__MATERIAL FOR THE TASK__:
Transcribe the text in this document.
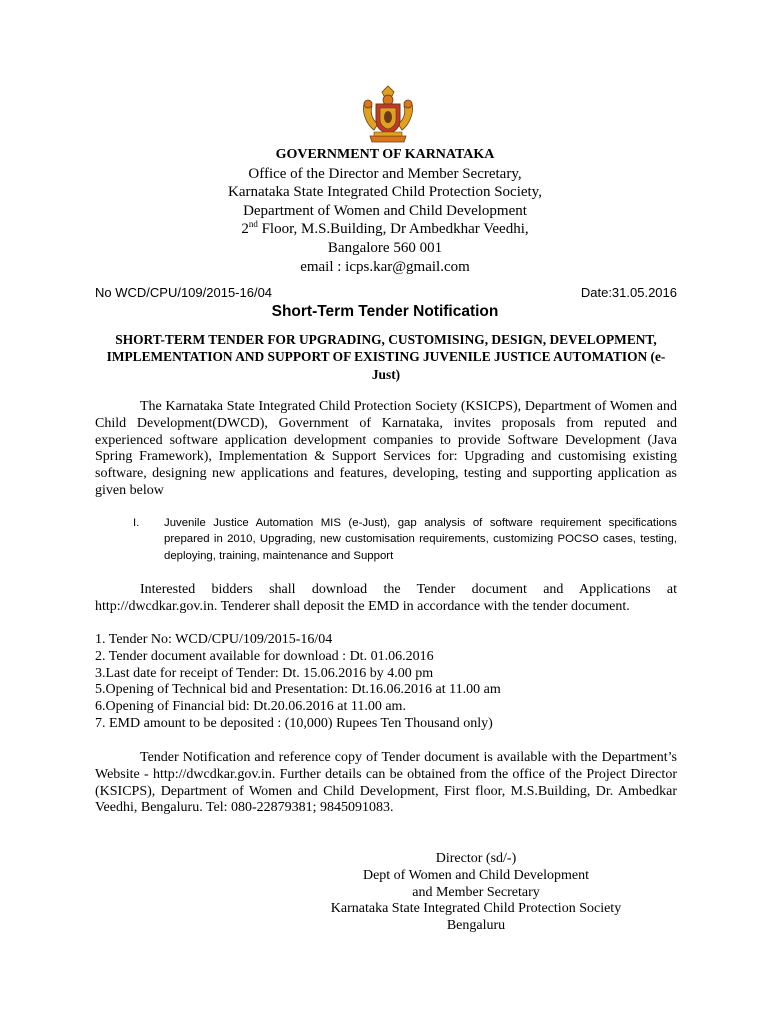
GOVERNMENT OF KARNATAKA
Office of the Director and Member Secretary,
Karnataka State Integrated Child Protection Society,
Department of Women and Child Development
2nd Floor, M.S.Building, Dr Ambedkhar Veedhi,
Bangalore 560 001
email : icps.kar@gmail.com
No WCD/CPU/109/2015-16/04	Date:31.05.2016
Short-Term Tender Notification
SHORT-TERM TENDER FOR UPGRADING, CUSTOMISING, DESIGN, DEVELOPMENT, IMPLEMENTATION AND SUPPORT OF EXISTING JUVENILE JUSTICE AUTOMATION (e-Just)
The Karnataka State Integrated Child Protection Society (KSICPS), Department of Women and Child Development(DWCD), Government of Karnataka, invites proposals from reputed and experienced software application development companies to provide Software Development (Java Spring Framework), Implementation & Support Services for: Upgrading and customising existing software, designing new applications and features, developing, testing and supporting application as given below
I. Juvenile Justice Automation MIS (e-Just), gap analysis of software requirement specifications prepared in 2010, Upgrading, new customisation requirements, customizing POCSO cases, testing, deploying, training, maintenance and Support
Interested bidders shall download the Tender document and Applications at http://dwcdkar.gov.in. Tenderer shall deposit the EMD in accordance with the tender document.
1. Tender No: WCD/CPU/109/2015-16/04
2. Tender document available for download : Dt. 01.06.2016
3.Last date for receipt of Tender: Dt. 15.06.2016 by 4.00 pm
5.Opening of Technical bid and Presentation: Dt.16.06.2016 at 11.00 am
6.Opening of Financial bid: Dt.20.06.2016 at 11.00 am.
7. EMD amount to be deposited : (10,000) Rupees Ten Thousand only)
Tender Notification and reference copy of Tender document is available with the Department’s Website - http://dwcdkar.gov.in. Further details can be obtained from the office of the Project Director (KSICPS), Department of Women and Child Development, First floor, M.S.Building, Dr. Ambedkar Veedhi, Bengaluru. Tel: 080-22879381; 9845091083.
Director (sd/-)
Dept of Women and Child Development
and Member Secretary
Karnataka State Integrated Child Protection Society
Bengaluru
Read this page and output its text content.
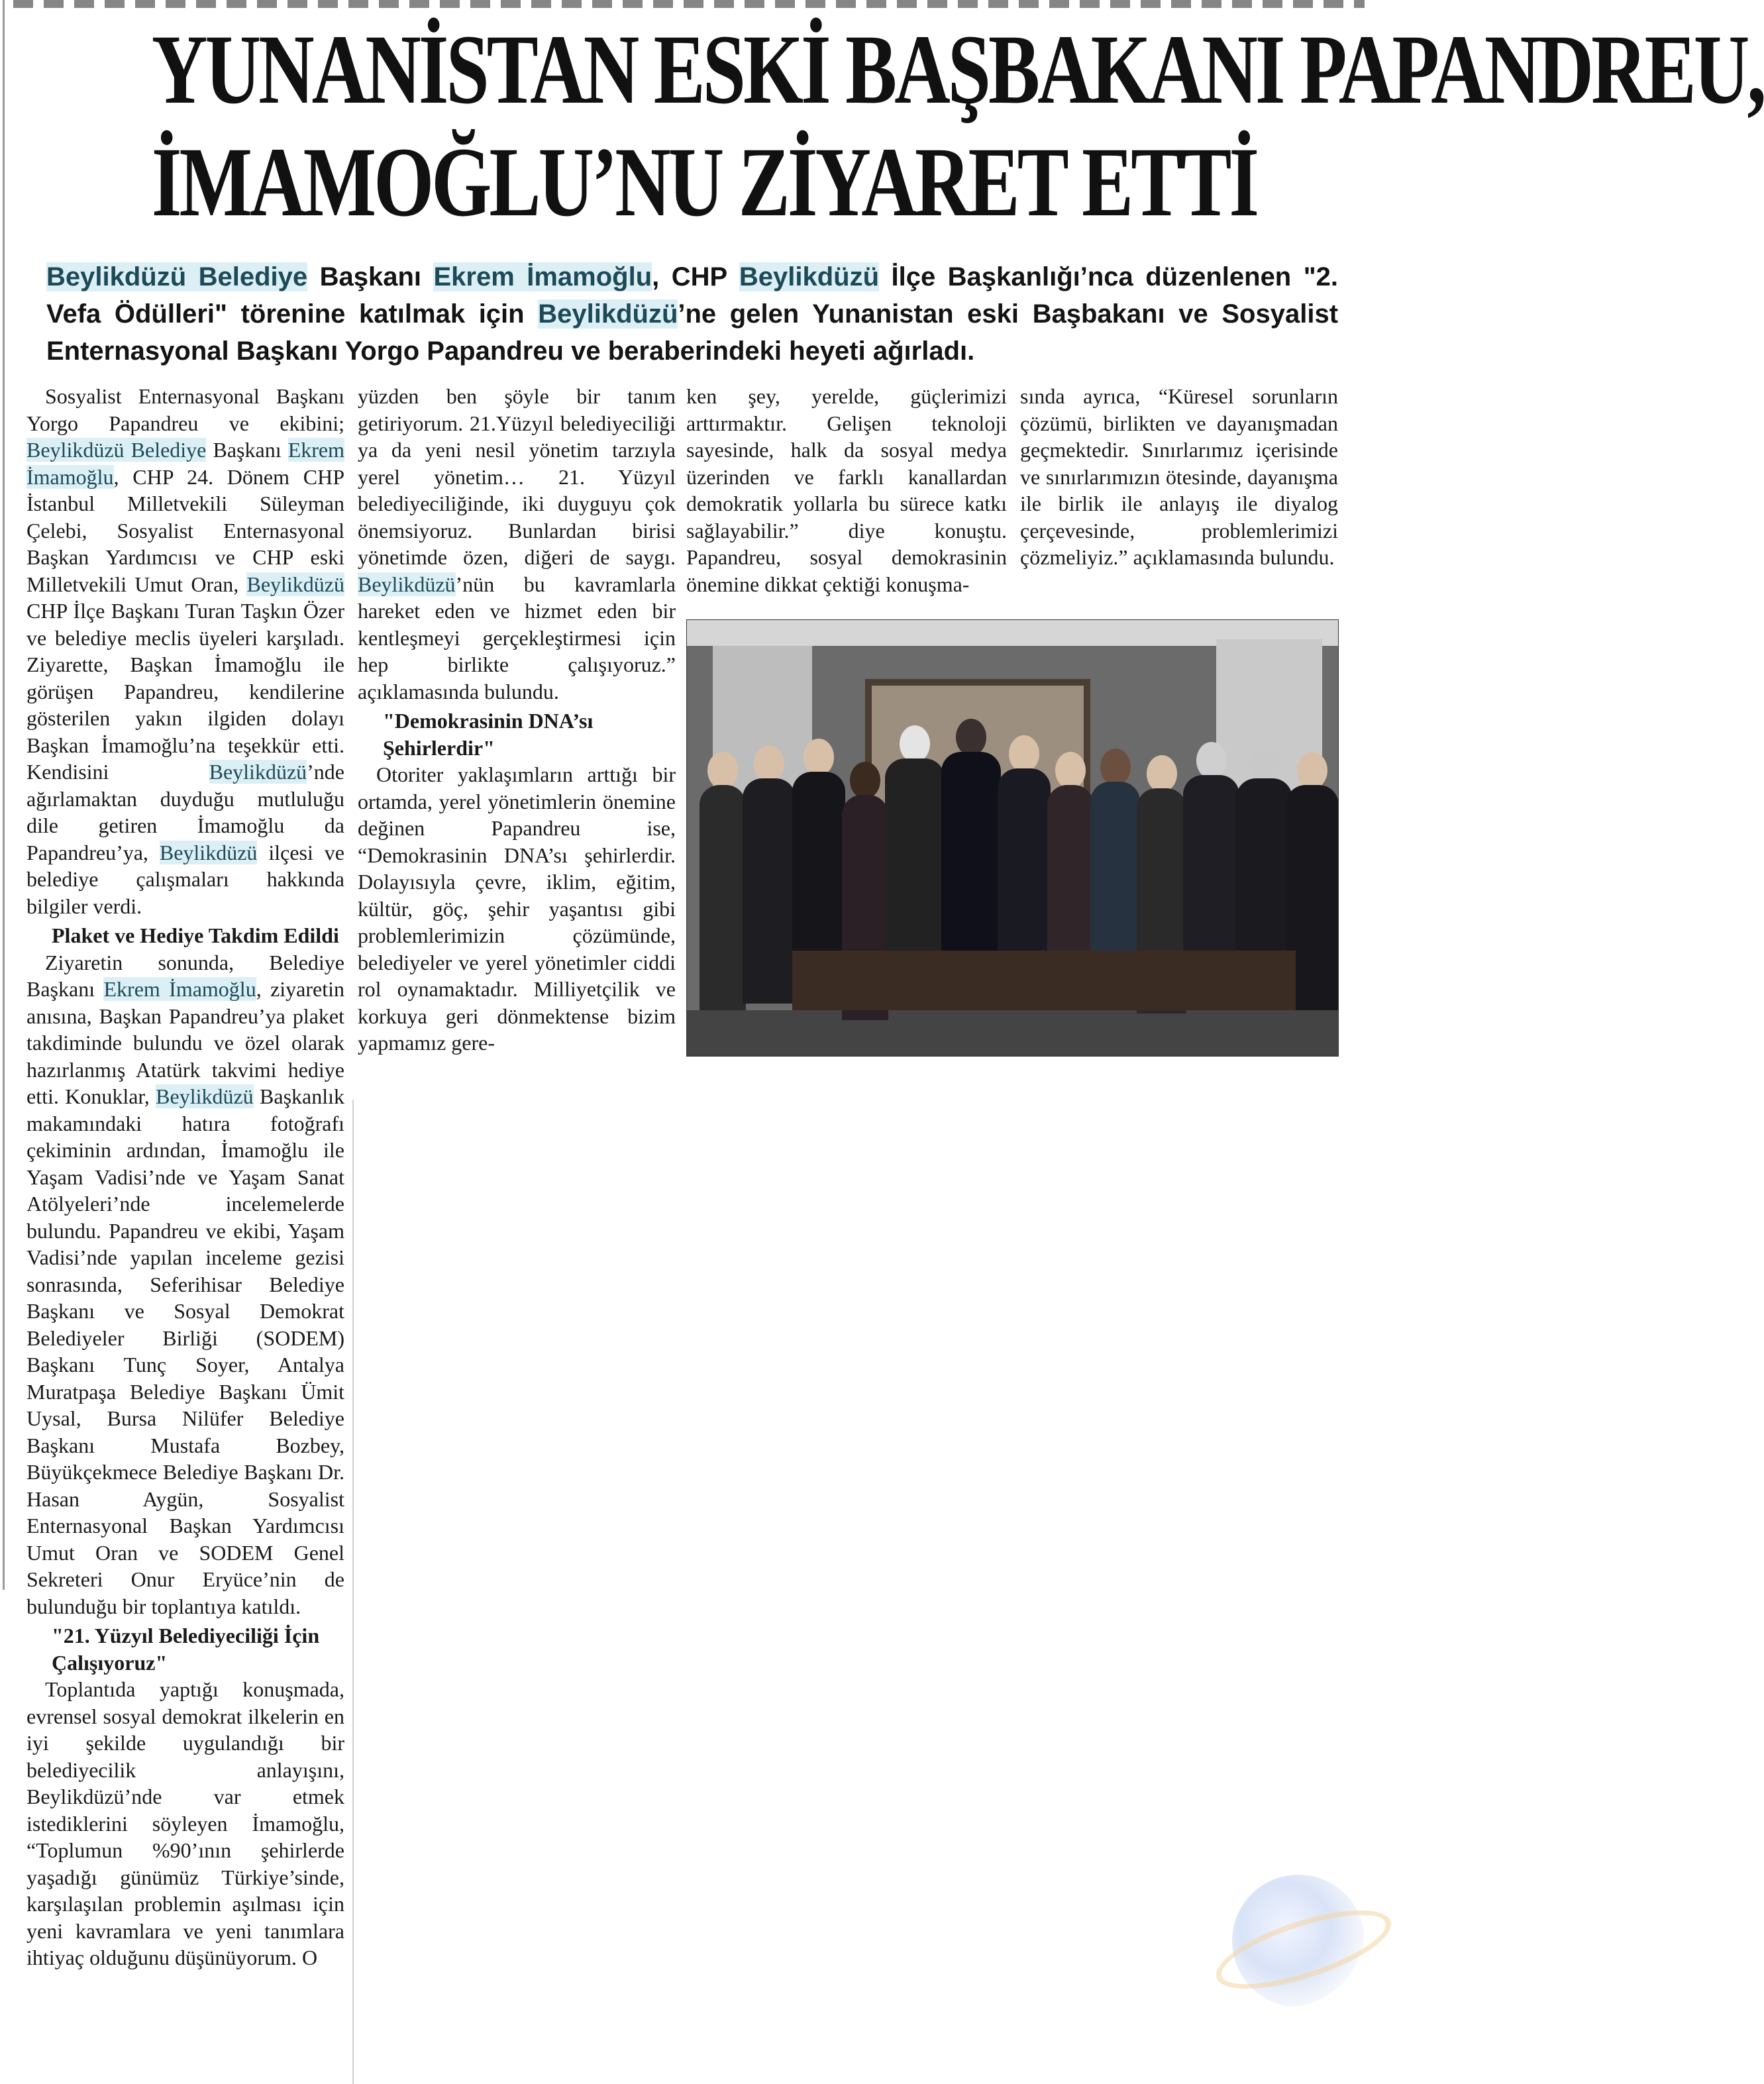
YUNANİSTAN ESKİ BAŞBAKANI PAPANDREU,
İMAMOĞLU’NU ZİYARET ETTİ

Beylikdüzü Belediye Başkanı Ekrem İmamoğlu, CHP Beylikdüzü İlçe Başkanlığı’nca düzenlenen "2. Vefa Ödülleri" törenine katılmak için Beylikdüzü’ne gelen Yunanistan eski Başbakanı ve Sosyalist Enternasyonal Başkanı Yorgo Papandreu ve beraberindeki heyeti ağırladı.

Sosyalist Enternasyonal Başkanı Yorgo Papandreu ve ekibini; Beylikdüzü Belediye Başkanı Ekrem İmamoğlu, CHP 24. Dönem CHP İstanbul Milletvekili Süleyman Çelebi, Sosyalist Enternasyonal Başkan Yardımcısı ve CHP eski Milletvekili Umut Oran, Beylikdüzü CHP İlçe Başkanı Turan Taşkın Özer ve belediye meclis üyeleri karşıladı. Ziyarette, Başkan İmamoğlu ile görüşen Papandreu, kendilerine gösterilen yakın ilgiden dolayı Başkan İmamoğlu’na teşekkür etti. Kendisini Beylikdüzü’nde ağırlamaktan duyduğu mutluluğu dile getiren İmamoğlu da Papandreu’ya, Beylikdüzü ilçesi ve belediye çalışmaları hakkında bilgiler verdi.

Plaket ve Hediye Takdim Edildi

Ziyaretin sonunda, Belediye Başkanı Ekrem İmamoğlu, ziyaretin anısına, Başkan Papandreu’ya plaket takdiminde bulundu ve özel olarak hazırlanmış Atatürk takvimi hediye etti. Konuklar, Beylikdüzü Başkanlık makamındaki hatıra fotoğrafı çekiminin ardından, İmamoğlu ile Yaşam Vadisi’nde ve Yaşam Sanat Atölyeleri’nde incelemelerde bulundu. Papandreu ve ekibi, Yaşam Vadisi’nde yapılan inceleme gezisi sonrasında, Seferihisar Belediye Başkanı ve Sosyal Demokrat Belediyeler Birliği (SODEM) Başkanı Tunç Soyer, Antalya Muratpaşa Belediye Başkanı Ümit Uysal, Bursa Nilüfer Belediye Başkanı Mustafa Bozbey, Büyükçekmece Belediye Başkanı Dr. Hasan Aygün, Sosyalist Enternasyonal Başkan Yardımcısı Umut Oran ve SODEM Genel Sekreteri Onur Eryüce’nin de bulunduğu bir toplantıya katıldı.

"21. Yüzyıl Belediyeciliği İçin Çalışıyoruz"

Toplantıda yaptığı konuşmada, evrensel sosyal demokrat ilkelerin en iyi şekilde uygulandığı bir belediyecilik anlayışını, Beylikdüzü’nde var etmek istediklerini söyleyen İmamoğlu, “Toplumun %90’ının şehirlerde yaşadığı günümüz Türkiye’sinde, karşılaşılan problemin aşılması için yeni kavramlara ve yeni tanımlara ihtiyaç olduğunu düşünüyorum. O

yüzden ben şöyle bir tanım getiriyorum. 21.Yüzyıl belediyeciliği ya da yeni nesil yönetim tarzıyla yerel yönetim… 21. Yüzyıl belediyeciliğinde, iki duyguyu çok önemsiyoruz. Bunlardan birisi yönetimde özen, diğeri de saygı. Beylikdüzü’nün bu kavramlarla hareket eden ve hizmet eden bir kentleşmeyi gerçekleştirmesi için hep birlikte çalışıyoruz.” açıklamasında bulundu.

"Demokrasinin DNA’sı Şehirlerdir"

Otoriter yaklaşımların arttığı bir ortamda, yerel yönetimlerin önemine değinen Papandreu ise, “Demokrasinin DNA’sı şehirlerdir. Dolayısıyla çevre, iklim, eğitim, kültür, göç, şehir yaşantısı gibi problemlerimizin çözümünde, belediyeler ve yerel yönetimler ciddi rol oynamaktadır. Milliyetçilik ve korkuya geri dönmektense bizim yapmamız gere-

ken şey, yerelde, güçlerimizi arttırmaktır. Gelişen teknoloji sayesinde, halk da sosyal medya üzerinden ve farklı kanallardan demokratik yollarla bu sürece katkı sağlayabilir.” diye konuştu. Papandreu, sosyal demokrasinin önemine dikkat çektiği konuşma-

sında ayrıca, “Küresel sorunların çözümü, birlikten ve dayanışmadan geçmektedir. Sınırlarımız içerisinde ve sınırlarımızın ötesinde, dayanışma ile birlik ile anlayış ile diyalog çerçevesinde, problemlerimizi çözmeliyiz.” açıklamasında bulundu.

__TASK TO COMPLETE__:
Exact duplication of all the records is required; pictures are omitted from the copy.

__SOLUTION TO THIS PROBLEM__:
Transcribe the text in this document.
GOVERNMENT OF KARNATAKA
Office of the Director and Member Secretary,
Karnataka State Integrated Child Protection Society,
Department of Women and Child Development
2nd Floor, M.S.Building, Dr Ambedkhar Veedhi,
Bangalore 560 001
email : icps.kar@gmail.com
No WCD/CPU/109/2015-16/04	Date:31.05.2016
Short-Term Tender Notification
SHORT-TERM TENDER FOR UPGRADING, CUSTOMISING, DESIGN, DEVELOPMENT, IMPLEMENTATION AND SUPPORT OF EXISTING JUVENILE JUSTICE AUTOMATION (e-Just)
The Karnataka State Integrated Child Protection Society (KSICPS), Department of Women and Child Development(DWCD), Government of Karnataka, invites proposals from reputed and experienced software application development companies to provide Software Development (Java Spring Framework), Implementation & Support Services for: Upgrading and customising existing software, designing new applications and features, developing, testing and supporting application as given below
I. Juvenile Justice Automation MIS (e-Just), gap analysis of software requirement specifications prepared in 2010, Upgrading, new customisation requirements, customizing POCSO cases, testing, deploying, training, maintenance and Support
Interested bidders shall download the Tender document and Applications at http://dwcdkar.gov.in. Tenderer shall deposit the EMD in accordance with the tender document.
1. Tender No: WCD/CPU/109/2015-16/04
2. Tender document available for download : Dt. 01.06.2016
3.Last date for receipt of Tender: Dt. 15.06.2016 by 4.00 pm
5.Opening of Technical bid and Presentation: Dt.16.06.2016 at 11.00 am
6.Opening of Financial bid: Dt.20.06.2016 at 11.00 am.
7. EMD amount to be deposited : (10,000) Rupees Ten Thousand only)
Tender Notification and reference copy of Tender document is available with the Department’s Website - http://dwcdkar.gov.in. Further details can be obtained from the office of the Project Director (KSICPS), Department of Women and Child Development, First floor, M.S.Building, Dr. Ambedkar Veedhi, Bengaluru. Tel: 080-22879381; 9845091083.
Director (sd/-)
Dept of Women and Child Development
and Member Secretary
Karnataka State Integrated Child Protection Society
Bengaluru
Read this page and output its text content.
YUNANİSTAN ESKİ BAŞBAKANI PAPANDREU,
İMAMOĞLU’NU ZİYARET ETTİ

Beylikdüzü Belediye Başkanı Ekrem İmamoğlu, CHP Beylikdüzü İlçe Başkanlığı’nca düzenlenen "2. Vefa Ödülleri" törenine katılmak için Beylikdüzü’ne gelen Yunanistan eski Başbakanı ve Sosyalist Enternasyonal Başkanı Yorgo Papandreu ve beraberindeki heyeti ağırladı.

Sosyalist Enternasyonal Başkanı Yorgo Papandreu ve ekibini; Beylikdüzü Belediye Başkanı Ekrem İmamoğlu, CHP 24. Dönem CHP İstanbul Milletvekili Süleyman Çelebi, Sosyalist Enternasyonal Başkan Yardımcısı ve CHP eski Milletvekili Umut Oran, Beylikdüzü CHP İlçe Başkanı Turan Taşkın Özer ve belediye meclis üyeleri karşıladı. Ziyarette, Başkan İmamoğlu ile görüşen Papandreu, kendilerine gösterilen yakın ilgiden dolayı Başkan İmamoğlu’na teşekkür etti. Kendisini Beylikdüzü’nde ağırlamaktan duyduğu mutluluğu dile getiren İmamoğlu da Papandreu’ya, Beylikdüzü ilçesi ve belediye çalışmaları hakkında bilgiler verdi.

Plaket ve Hediye Takdim Edildi

Ziyaretin sonunda, Belediye Başkanı Ekrem İmamoğlu, ziyaretin anısına, Başkan Papandreu’ya plaket takdiminde bulundu ve özel olarak hazırlanmış Atatürk takvimi hediye etti. Konuklar, Beylikdüzü Başkanlık makamındaki hatıra fotoğrafı çekiminin ardından, İmamoğlu ile Yaşam Vadisi’nde ve Yaşam Sanat Atölyeleri’nde incelemelerde bulundu. Papandreu ve ekibi, Yaşam Vadisi’nde yapılan inceleme gezisi sonrasında, Seferihisar Belediye Başkanı ve Sosyal Demokrat Belediyeler Birliği (SODEM) Başkanı Tunç Soyer, Antalya Muratpaşa Belediye Başkanı Ümit Uysal, Bursa Nilüfer Belediye Başkanı Mustafa Bozbey, Büyükçekmece Belediye Başkanı Dr. Hasan Aygün, Sosyalist Enternasyonal Başkan Yardımcısı Umut Oran ve SODEM Genel Sekreteri Onur Eryüce’nin de bulunduğu bir toplantıya katıldı.

"21. Yüzyıl Belediyeciliği İçin Çalışıyoruz"

Toplantıda yaptığı konuşmada, evrensel sosyal demokrat ilkelerin en iyi şekilde uygulandığı bir belediyecilik anlayışını, Beylikdüzü’nde var etmek istediklerini söyleyen İmamoğlu, “Toplumun %90’ının şehirlerde yaşadığı günümüz Türkiye’sinde, karşılaşılan problemin aşılması için yeni kavramlara ve yeni tanımlara ihtiyaç olduğunu düşünüyorum. O

yüzden ben şöyle bir tanım getiriyorum. 21.Yüzyıl belediyeciliği ya da yeni nesil yönetim tarzıyla yerel yönetim… 21. Yüzyıl belediyeciliğinde, iki duyguyu çok önemsiyoruz. Bunlardan birisi yönetimde özen, diğeri de saygı. Beylikdüzü’nün bu kavramlarla hareket eden ve hizmet eden bir kentleşmeyi gerçekleştirmesi için hep birlikte çalışıyoruz.” açıklamasında bulundu.

"Demokrasinin DNA’sı Şehirlerdir"

Otoriter yaklaşımların arttığı bir ortamda, yerel yönetimlerin önemine değinen Papandreu ise, “Demokrasinin DNA’sı şehirlerdir. Dolayısıyla çevre, iklim, eğitim, kültür, göç, şehir yaşantısı gibi problemlerimizin çözümünde, belediyeler ve yerel yönetimler ciddi rol oynamaktadır. Milliyetçilik ve korkuya geri dönmektense bizim yapmamız gere-

ken şey, yerelde, güçlerimizi arttırmaktır. Gelişen teknoloji sayesinde, halk da sosyal medya üzerinden ve farklı kanallardan demokratik yollarla bu sürece katkı sağlayabilir.” diye konuştu. Papandreu, sosyal demokrasinin önemine dikkat çektiği konuşma-

sında ayrıca, “Küresel sorunların çözümü, birlikten ve dayanışmadan geçmektedir. Sınırlarımız içerisinde ve sınırlarımızın ötesinde, dayanışma ile birlik ile anlayış ile diyalog çerçevesinde, problemlerimizi çözmeliyiz.” açıklamasında bulundu.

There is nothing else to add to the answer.